Extracted information:
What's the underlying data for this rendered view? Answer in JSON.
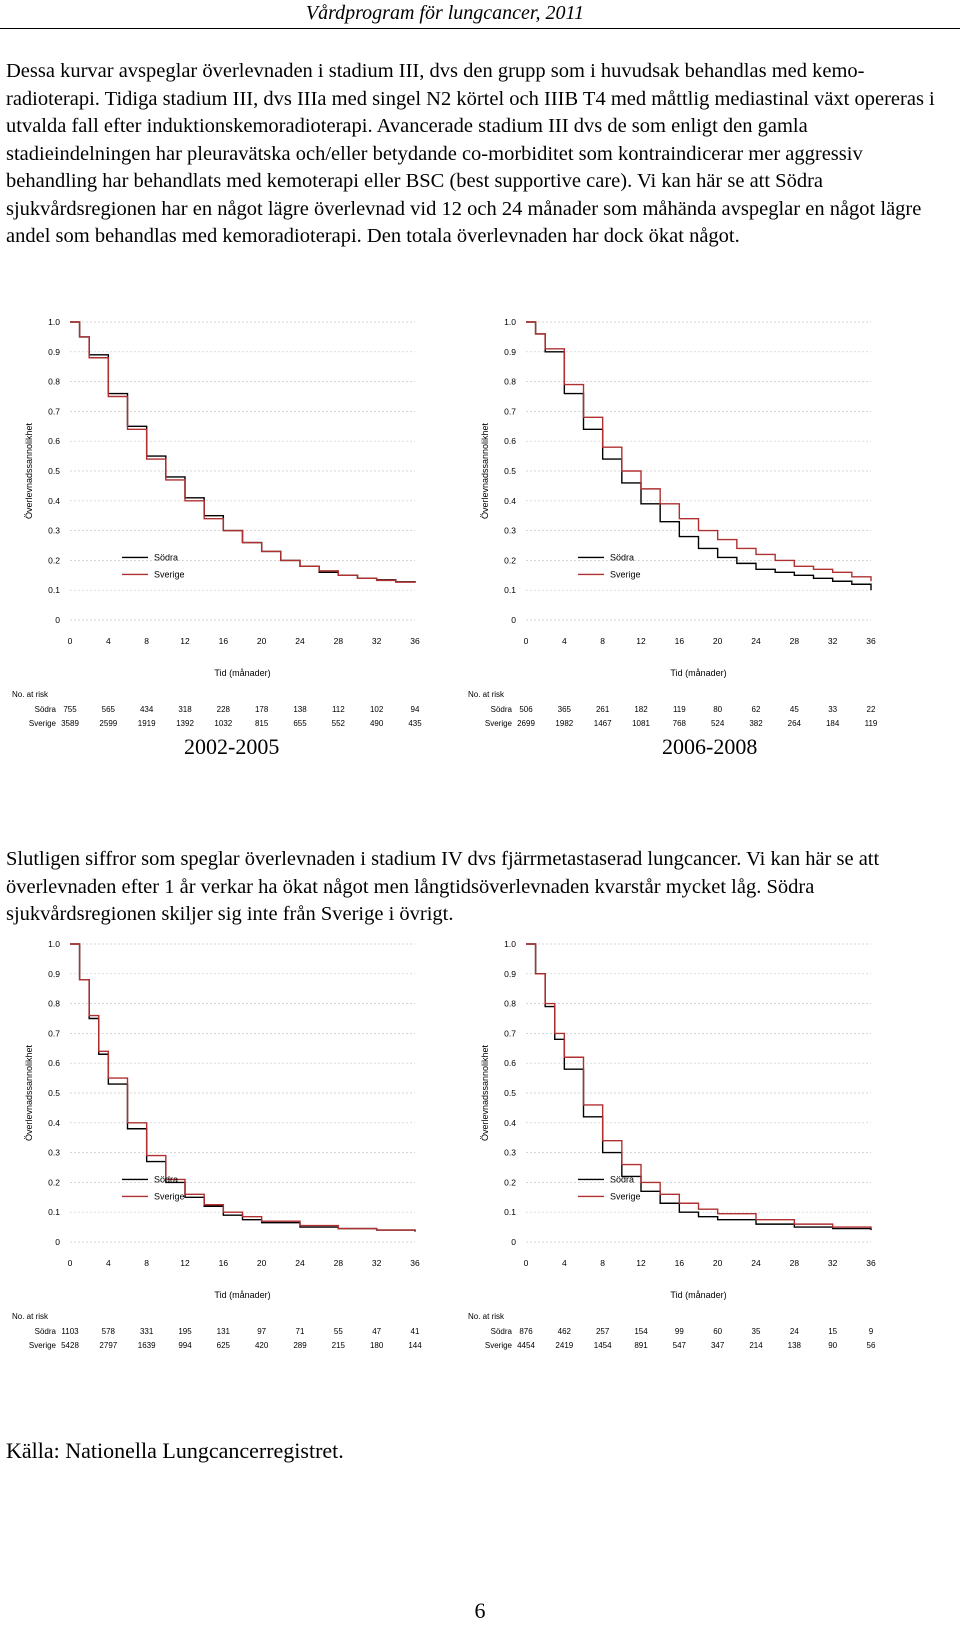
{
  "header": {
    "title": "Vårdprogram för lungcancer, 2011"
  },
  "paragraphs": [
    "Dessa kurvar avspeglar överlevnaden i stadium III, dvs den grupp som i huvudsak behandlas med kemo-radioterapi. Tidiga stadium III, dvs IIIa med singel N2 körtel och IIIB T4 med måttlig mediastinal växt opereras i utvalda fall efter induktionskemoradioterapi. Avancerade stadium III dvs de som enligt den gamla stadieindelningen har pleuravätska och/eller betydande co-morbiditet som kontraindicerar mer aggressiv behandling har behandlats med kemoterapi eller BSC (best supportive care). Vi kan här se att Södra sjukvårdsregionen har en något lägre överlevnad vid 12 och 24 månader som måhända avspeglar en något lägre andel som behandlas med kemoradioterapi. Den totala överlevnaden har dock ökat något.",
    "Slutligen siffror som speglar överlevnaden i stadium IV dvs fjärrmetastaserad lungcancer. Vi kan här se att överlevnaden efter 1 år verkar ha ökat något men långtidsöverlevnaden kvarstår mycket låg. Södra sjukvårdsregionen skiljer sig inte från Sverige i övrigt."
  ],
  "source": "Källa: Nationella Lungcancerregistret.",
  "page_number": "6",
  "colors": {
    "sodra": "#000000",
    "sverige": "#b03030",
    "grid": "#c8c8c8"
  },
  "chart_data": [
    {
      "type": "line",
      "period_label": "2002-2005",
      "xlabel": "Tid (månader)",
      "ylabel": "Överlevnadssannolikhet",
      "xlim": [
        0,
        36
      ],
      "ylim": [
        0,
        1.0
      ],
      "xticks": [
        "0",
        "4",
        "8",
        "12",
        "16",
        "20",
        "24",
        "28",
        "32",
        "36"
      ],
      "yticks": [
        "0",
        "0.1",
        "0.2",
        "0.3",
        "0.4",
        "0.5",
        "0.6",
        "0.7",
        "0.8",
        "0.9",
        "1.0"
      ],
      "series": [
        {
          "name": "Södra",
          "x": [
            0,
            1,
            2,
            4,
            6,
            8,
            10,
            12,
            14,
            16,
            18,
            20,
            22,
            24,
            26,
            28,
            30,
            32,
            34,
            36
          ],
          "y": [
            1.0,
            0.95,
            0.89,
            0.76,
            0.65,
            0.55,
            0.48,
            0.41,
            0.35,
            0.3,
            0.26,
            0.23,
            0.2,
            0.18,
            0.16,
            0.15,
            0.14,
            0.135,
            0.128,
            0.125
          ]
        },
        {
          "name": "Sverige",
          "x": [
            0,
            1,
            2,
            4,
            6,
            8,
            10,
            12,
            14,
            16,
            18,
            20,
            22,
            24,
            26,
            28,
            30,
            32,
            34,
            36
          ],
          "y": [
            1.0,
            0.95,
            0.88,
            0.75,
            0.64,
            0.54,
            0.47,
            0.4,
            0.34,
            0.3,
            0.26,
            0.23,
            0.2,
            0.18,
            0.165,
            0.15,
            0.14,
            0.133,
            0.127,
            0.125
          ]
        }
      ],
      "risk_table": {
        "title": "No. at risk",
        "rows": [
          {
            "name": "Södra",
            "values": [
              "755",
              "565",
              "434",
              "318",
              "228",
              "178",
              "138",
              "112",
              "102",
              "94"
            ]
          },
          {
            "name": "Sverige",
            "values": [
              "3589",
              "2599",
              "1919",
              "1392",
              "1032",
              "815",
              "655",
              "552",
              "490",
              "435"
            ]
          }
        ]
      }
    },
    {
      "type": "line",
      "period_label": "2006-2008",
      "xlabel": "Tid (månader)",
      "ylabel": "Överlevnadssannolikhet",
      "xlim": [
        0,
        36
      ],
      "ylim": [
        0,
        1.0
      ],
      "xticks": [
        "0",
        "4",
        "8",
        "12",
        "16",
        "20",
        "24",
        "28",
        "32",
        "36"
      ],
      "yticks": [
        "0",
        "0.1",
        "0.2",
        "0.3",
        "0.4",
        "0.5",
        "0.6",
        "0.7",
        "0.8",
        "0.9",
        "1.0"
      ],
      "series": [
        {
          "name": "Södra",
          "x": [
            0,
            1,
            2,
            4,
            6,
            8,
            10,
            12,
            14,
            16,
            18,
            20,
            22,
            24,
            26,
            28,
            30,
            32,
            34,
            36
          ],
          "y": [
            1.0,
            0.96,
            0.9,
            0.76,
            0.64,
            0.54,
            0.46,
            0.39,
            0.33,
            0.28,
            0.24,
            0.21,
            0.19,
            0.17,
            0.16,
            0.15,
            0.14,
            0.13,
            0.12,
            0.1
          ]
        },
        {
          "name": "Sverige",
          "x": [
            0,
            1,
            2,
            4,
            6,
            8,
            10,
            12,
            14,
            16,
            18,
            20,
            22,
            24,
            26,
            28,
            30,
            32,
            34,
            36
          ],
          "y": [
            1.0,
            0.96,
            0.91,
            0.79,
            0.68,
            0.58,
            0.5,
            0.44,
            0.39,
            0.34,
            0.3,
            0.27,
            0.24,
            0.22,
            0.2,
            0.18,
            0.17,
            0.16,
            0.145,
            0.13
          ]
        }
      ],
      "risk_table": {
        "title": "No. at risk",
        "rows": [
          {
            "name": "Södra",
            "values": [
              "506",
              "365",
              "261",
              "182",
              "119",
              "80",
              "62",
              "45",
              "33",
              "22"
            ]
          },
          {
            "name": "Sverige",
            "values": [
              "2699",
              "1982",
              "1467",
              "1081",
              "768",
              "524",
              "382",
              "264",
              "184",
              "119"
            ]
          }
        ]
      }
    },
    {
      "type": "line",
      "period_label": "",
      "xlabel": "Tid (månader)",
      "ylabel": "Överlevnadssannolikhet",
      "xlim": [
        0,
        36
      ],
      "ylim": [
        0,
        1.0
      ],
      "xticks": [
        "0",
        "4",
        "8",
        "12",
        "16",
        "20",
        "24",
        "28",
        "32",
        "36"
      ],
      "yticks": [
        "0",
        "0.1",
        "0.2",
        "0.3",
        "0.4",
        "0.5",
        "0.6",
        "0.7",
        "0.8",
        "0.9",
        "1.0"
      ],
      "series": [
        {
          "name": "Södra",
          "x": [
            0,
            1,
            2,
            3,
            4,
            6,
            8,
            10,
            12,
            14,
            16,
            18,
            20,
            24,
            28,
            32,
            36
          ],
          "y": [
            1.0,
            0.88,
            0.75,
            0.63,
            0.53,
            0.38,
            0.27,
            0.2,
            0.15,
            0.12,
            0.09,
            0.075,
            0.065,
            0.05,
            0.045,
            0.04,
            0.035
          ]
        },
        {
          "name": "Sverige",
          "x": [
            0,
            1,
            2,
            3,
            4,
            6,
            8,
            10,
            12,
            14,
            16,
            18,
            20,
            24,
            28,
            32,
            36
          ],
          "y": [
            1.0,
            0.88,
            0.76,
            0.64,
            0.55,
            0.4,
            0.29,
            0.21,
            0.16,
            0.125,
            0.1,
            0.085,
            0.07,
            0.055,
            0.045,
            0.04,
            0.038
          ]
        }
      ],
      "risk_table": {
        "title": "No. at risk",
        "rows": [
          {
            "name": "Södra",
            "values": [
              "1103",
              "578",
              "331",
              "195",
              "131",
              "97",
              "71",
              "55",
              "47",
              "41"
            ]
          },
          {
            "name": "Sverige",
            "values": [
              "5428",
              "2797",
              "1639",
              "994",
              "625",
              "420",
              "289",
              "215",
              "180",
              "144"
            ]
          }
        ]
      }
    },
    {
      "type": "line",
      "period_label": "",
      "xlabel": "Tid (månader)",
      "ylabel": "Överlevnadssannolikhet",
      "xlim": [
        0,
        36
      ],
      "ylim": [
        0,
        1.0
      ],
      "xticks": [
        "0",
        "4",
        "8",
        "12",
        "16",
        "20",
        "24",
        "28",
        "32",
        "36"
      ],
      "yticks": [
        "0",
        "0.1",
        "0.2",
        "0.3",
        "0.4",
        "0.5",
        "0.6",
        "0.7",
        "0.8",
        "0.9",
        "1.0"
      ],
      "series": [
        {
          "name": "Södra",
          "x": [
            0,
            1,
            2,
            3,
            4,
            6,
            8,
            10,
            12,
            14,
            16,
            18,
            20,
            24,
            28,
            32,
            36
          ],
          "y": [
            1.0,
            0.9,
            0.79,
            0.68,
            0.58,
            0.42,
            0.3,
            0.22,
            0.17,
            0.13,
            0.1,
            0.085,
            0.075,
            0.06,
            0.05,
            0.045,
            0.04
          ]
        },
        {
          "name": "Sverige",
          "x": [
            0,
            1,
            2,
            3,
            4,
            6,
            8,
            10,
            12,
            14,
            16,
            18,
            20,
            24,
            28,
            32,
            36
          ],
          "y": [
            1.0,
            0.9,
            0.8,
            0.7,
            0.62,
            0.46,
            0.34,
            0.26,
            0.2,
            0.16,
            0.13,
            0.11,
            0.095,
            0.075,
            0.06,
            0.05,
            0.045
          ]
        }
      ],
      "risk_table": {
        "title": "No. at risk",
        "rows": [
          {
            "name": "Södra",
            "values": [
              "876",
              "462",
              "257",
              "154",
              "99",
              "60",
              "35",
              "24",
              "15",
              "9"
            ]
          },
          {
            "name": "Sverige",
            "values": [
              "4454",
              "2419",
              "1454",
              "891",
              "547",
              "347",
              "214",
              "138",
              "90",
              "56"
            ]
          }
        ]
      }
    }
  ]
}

Written request: Reproduce each line from the records that contains the word "ökat".

Exercise result:
    "Dessa kurvar avspeglar överlevnaden i stadium III, dvs den grupp som i huvudsak behandlas med kemo-radioterapi. Tidiga stadium III, dvs IIIa med singel N2 körtel och IIIB T4 med måttlig mediastinal växt opereras i utvalda fall efter induktionskemoradioterapi. Avancerade stadium III dvs de som enligt den gamla stadieindelningen har pleuravätska och/eller betydande co-morbiditet som kontraindicerar mer aggressiv behandling har behandlats med kemoterapi eller BSC (best supportive care). Vi kan här se att Södra sjukvårdsregionen har en något lägre överlevnad vid 12 och 24 månader som måhända avspeglar en något lägre andel som behandlas med kemoradioterapi. Den totala överlevnaden har dock ökat något.",
    "Slutligen siffror som speglar överlevnaden i stadium IV dvs fjärrmetastaserad lungcancer. Vi kan här se att överlevnaden efter 1 år verkar ha ökat något men långtidsöverlevnaden kvarstår mycket låg. Södra sjukvårdsregionen skiljer sig inte från Sverige i övrigt."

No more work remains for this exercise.